◆ Exercise details
State how many lines of the entries hold the string "adit". Reply with the number alone.

## BEGIN Supplied information

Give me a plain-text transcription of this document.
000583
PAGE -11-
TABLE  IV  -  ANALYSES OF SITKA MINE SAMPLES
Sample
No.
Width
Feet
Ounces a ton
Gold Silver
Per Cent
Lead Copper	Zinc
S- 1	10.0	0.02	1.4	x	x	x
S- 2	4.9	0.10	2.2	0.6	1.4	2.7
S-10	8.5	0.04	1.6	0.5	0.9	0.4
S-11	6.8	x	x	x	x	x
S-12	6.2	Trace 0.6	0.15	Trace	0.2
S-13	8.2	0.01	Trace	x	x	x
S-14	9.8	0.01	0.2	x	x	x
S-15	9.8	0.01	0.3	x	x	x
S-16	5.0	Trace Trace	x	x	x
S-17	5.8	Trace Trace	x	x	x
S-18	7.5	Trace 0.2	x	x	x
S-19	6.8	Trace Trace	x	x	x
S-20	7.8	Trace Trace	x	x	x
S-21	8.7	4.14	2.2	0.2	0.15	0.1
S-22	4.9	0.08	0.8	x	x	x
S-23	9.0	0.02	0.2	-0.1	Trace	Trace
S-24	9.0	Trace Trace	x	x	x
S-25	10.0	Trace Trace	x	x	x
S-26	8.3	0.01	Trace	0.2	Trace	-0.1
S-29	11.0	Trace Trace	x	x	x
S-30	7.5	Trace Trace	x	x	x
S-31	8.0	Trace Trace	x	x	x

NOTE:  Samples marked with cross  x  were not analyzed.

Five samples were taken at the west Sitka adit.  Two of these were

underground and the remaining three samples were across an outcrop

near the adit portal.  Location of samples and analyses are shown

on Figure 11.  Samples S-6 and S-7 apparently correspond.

## END Supplied information

◆ Response to the task
2